[Layout records]
===============
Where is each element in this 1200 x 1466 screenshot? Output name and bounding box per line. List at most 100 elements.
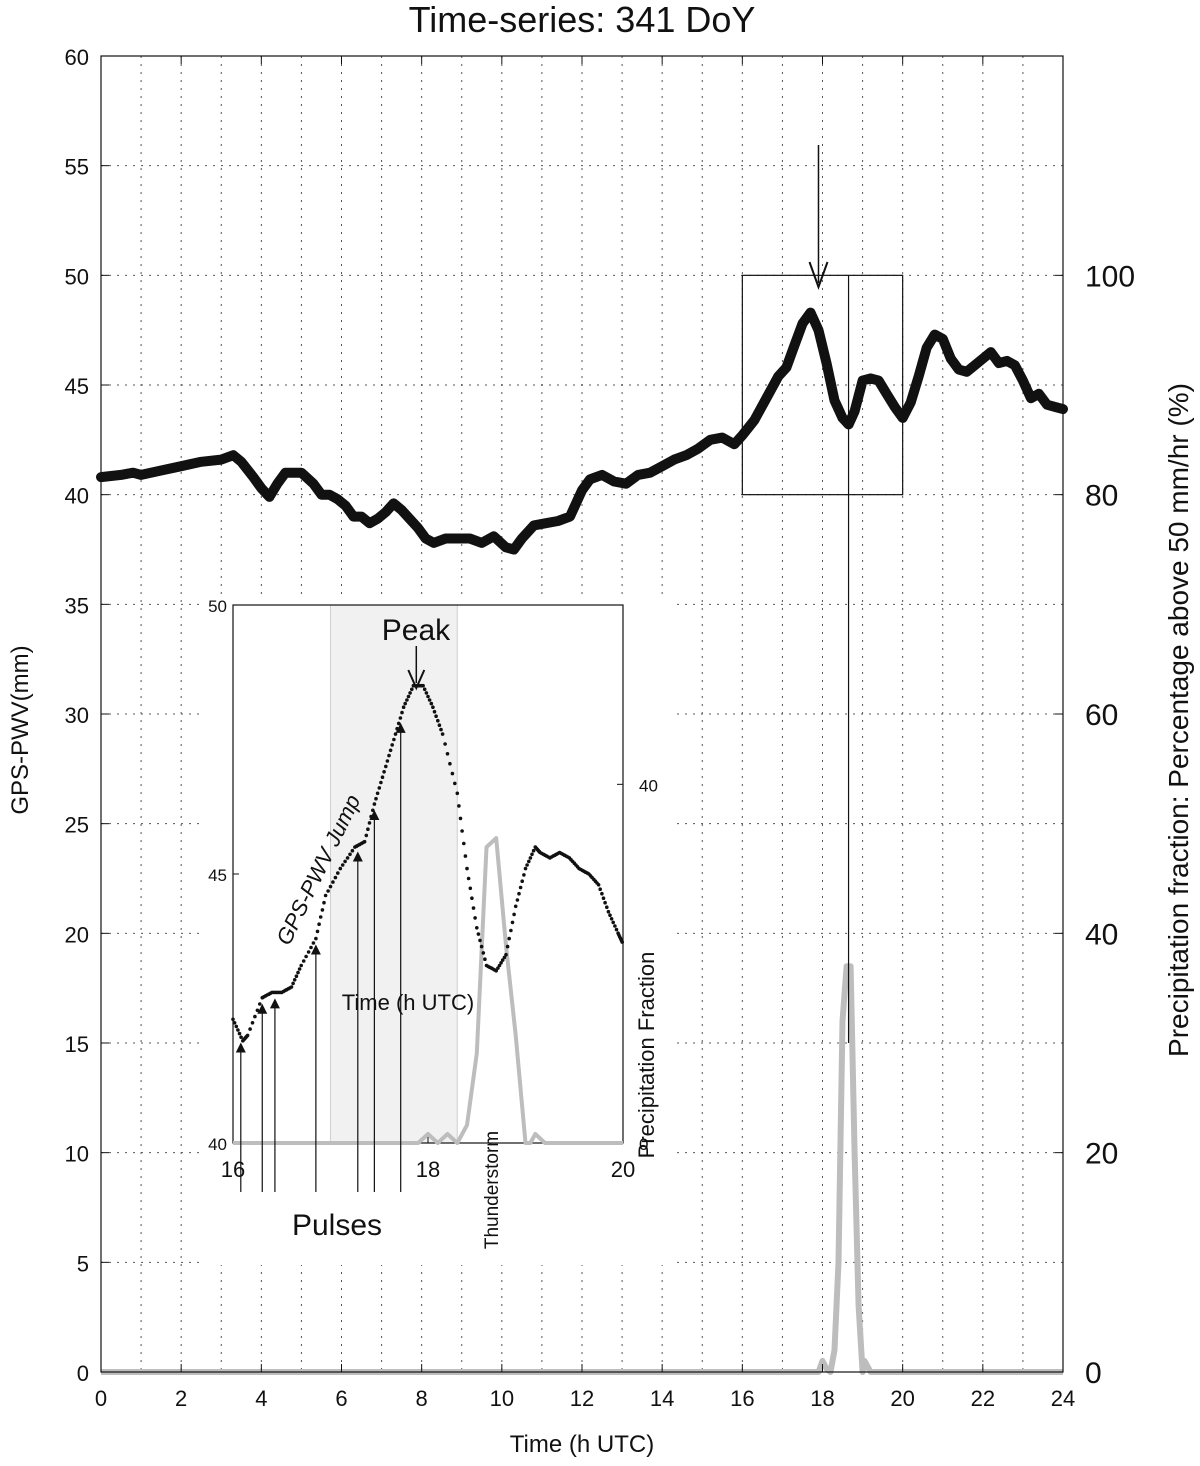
inset-y-tick-label: 45: [208, 866, 227, 885]
inset-pwv-point: [450, 771, 455, 776]
inset-pwv-point: [505, 944, 510, 949]
inset-pwv-point: [606, 909, 611, 914]
inset-pwv-point: [600, 891, 604, 896]
inset-pwv-point: [518, 885, 523, 890]
inset-y-tick-label: 40: [208, 1135, 227, 1154]
inset-pwv-point: [289, 985, 294, 989]
inset-pwv-point: [406, 694, 411, 699]
inset-pwv-point: [613, 924, 617, 928]
x-tick-label: 6: [335, 1386, 347, 1411]
inset-pwv-point: [340, 863, 345, 867]
inset-pwv-point: [377, 786, 382, 790]
inset-pwv-point: [515, 898, 520, 902]
inset-pwv-point: [375, 791, 380, 796]
inset-pwv-point: [421, 683, 425, 688]
inset-pwv-point: [473, 916, 477, 920]
inset-pwv-point: [522, 873, 526, 877]
inset-precip-line: [233, 836, 623, 1145]
inset-pwv-point: [528, 856, 533, 860]
inset-pwv-point: [294, 974, 299, 978]
inset-pwv-point: [603, 900, 607, 905]
y-tick-label: 60: [65, 45, 89, 70]
y2-axis-title: Precipitation fraction: Percentage above…: [1163, 383, 1194, 1057]
inset-y2-tick-label: 40: [639, 776, 658, 795]
inset-pwv-point: [392, 737, 396, 742]
inset-pwv-point: [426, 694, 430, 699]
inset-pwv-point: [455, 791, 460, 796]
inset-pwv-point: [476, 932, 481, 936]
inset-pwv-point: [494, 969, 499, 973]
inset-pwv-point: [605, 905, 609, 909]
inset-pwv-point: [439, 727, 443, 732]
inset-pwv-point: [362, 839, 367, 844]
inset-pwv-point: [239, 1035, 243, 1039]
y-tick-label: 10: [65, 1142, 89, 1167]
inset-x-axis-title: Time (h UTC): [342, 990, 474, 1015]
precip-fraction-line: [101, 963, 1063, 1375]
inset-pwv-point: [437, 723, 442, 727]
inset-pwv-point: [296, 970, 300, 975]
inset-pwv-point: [388, 748, 393, 753]
inset-pwv-point: [436, 718, 440, 723]
inset-pwv-point: [317, 922, 321, 926]
inset-pwv-point: [517, 891, 521, 896]
inset-pwv-point: [255, 1008, 260, 1013]
inset-y-tick-label: 50: [208, 597, 227, 616]
inset-pwv-point: [304, 954, 308, 959]
inset-annotation-pulses: Pulses: [292, 1209, 382, 1242]
inset-pwv-point: [499, 961, 503, 965]
inset-annotation-storm: Thunderstorm: [482, 1131, 503, 1249]
inset-pwv-point: [299, 963, 304, 968]
inset-pwv-point: [403, 701, 408, 706]
inset-pwv-point: [336, 871, 340, 875]
inset-pwv-point: [297, 967, 302, 971]
y2-tick-label: 40: [1085, 918, 1118, 951]
main-plot-area: [96, 307, 1068, 1375]
inset-pwv-point: [366, 827, 370, 831]
inset-pwv-point: [465, 866, 469, 871]
y-tick-label: 35: [65, 593, 89, 618]
inset-pwv-point: [443, 742, 447, 746]
inset-pwv-point: [350, 848, 355, 853]
inset-pwv-point: [611, 920, 615, 925]
inset-pwv-point: [500, 958, 505, 962]
inset-pwv-point: [393, 732, 398, 736]
inset-pwv-point: [432, 709, 437, 714]
y-axis-title: GPS-PWV(mm): [7, 645, 34, 814]
inset-pwv-point: [364, 833, 369, 838]
y-tick-label: 50: [65, 264, 89, 289]
inset-pwv-point: [401, 705, 406, 709]
inset-pwv-point: [513, 904, 518, 909]
inset-x-tick-label: 18: [416, 1157, 440, 1182]
inset-pwv-point: [481, 951, 486, 955]
inset-pwv-point: [380, 775, 385, 779]
inset-pwv-point: [343, 859, 347, 864]
pulse-arrow-head: [257, 1003, 268, 1014]
inset-x-tick-label: 16: [221, 1157, 245, 1182]
inset-pwv-point: [470, 896, 474, 900]
x-tick-label: 22: [971, 1386, 995, 1411]
y-tick-label: 55: [65, 155, 89, 180]
inset-y2-axis-title: Precipitation Fraction: [634, 952, 659, 1159]
inset-pwv-point: [502, 955, 507, 960]
inset-pwv-point: [408, 691, 412, 695]
inset-pwv-point: [525, 863, 529, 867]
inset-pwv-point: [333, 875, 338, 880]
x-tick-label: 16: [730, 1386, 754, 1411]
inset-pwv-point: [431, 705, 435, 709]
pulse-arrow-head: [269, 998, 280, 1009]
inset-pwv-point: [424, 691, 429, 695]
inset-y2-tick-label: 0: [639, 1135, 648, 1154]
inset-pwv-point: [374, 796, 378, 801]
inset-pwv-point: [462, 841, 466, 846]
x-tick-label: 12: [570, 1386, 594, 1411]
peak-arrow-head: [808, 261, 829, 290]
inset-x-tick-label: 20: [611, 1157, 635, 1182]
main-axes: 0 2 4 6 8 10 12 14 16 18 20 22 240510152025303540455…: [65, 45, 1136, 1411]
inset-pwv-point: [527, 859, 531, 864]
inset-pwv-point: [422, 687, 427, 692]
inset-pwv-point: [427, 698, 432, 702]
inset-pwv-point: [245, 1033, 250, 1038]
inset-pwv-point: [311, 941, 316, 945]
===============
_THE EXERCISE:_
Could you write out the data again with every "inset-pwv-point" switched to "inset-vapor-marker", everything else left unchanged and the pictures omitted?

_SOLUTION FOR THIS EXERCISE:_
Where is each element in this 1200 x 1466 screenshot? Output name and bounding box per line. List at most 100 elements.
inset-y-tick-label: 45: [208, 866, 227, 885]
inset-vapor-marker: [450, 771, 455, 776]
inset-vapor-marker: [505, 944, 510, 949]
inset-vapor-marker: [606, 909, 611, 914]
inset-vapor-marker: [600, 891, 604, 896]
inset-vapor-marker: [518, 885, 523, 890]
inset-y-tick-label: 40: [208, 1135, 227, 1154]
inset-vapor-marker: [289, 985, 294, 989]
inset-vapor-marker: [406, 694, 411, 699]
inset-vapor-marker: [613, 924, 617, 928]
x-tick-label: 6: [335, 1386, 347, 1411]
inset-vapor-marker: [340, 863, 345, 867]
inset-vapor-marker: [377, 786, 382, 790]
inset-vapor-marker: [515, 898, 520, 902]
inset-vapor-marker: [375, 791, 380, 796]
inset-vapor-marker: [421, 683, 425, 688]
inset-vapor-marker: [473, 916, 477, 920]
inset-vapor-marker: [522, 873, 526, 877]
inset-precip-line: [233, 836, 623, 1145]
inset-vapor-marker: [528, 856, 533, 860]
inset-vapor-marker: [294, 974, 299, 978]
inset-vapor-marker: [603, 900, 607, 905]
y-tick-label: 60: [65, 45, 89, 70]
y2-axis-title: Precipitation fraction: Percentage above…: [1163, 383, 1194, 1057]
inset-y2-tick-label: 40: [639, 776, 658, 795]
inset-vapor-marker: [392, 737, 396, 742]
inset-vapor-marker: [426, 694, 430, 699]
inset-vapor-marker: [455, 791, 460, 796]
inset-vapor-marker: [476, 932, 481, 936]
inset-vapor-marker: [494, 969, 499, 973]
inset-vapor-marker: [605, 905, 609, 909]
inset-vapor-marker: [439, 727, 443, 732]
inset-vapor-marker: [362, 839, 367, 844]
inset-vapor-marker: [239, 1035, 243, 1039]
y-tick-label: 10: [65, 1142, 89, 1167]
inset-x-axis-title: Time (h UTC): [342, 990, 474, 1015]
precip-fraction-line: [101, 963, 1063, 1375]
inset-vapor-marker: [437, 723, 442, 727]
inset-vapor-marker: [296, 970, 300, 975]
inset-vapor-marker: [388, 748, 393, 753]
inset-vapor-marker: [436, 718, 440, 723]
inset-vapor-marker: [317, 922, 321, 926]
inset-vapor-marker: [517, 891, 521, 896]
inset-vapor-marker: [255, 1008, 260, 1013]
inset-y-tick-label: 50: [208, 597, 227, 616]
inset-vapor-marker: [304, 954, 308, 959]
inset-annotation-pulses: Pulses: [292, 1209, 382, 1242]
inset-vapor-marker: [499, 961, 503, 965]
inset-annotation-storm: Thunderstorm: [482, 1131, 503, 1249]
inset-vapor-marker: [299, 963, 304, 968]
inset-vapor-marker: [403, 701, 408, 706]
inset-vapor-marker: [336, 871, 340, 875]
inset-vapor-marker: [297, 967, 302, 971]
y2-tick-label: 40: [1085, 918, 1118, 951]
main-plot-area: [96, 307, 1068, 1375]
inset-vapor-marker: [366, 827, 370, 831]
inset-vapor-marker: [465, 866, 469, 871]
y-tick-label: 35: [65, 593, 89, 618]
inset-vapor-marker: [443, 742, 447, 746]
inset-vapor-marker: [350, 848, 355, 853]
inset-vapor-marker: [611, 920, 615, 925]
inset-vapor-marker: [500, 958, 505, 962]
inset-vapor-marker: [393, 732, 398, 736]
inset-vapor-marker: [432, 709, 437, 714]
y-axis-title: GPS-PWV(mm): [7, 645, 34, 814]
inset-vapor-marker: [364, 833, 369, 838]
y-tick-label: 50: [65, 264, 89, 289]
inset-vapor-marker: [401, 705, 406, 709]
inset-vapor-marker: [513, 904, 518, 909]
inset-x-tick-label: 18: [416, 1157, 440, 1182]
inset-vapor-marker: [481, 951, 486, 955]
inset-vapor-marker: [380, 775, 385, 779]
inset-vapor-marker: [343, 859, 347, 864]
pulse-arrow-head: [257, 1003, 268, 1014]
inset-x-tick-label: 16: [221, 1157, 245, 1182]
inset-vapor-marker: [470, 896, 474, 900]
x-tick-label: 22: [971, 1386, 995, 1411]
y-tick-label: 55: [65, 155, 89, 180]
inset-y2-axis-title: Precipitation Fraction: [634, 952, 659, 1159]
inset-vapor-marker: [502, 955, 507, 960]
inset-vapor-marker: [408, 691, 412, 695]
inset-vapor-marker: [525, 863, 529, 867]
inset-vapor-marker: [333, 875, 338, 880]
x-tick-label: 16: [730, 1386, 754, 1411]
inset-vapor-marker: [431, 705, 435, 709]
pulse-arrow-head: [269, 998, 280, 1009]
inset-vapor-marker: [424, 691, 429, 695]
inset-y2-tick-label: 0: [639, 1135, 648, 1154]
inset-vapor-marker: [374, 796, 378, 801]
inset-vapor-marker: [462, 841, 466, 846]
x-tick-label: 12: [570, 1386, 594, 1411]
peak-arrow-head: [808, 261, 829, 290]
inset-x-tick-label: 20: [611, 1157, 635, 1182]
main-axes: 0 2 4 6 8 10 12 14 16 18 20 22 240510152025303540455…: [65, 45, 1136, 1411]
inset-vapor-marker: [527, 859, 531, 864]
inset-vapor-marker: [422, 687, 427, 692]
inset-vapor-marker: [427, 698, 432, 702]
inset-vapor-marker: [245, 1033, 250, 1038]
inset-vapor-marker: [311, 941, 316, 945]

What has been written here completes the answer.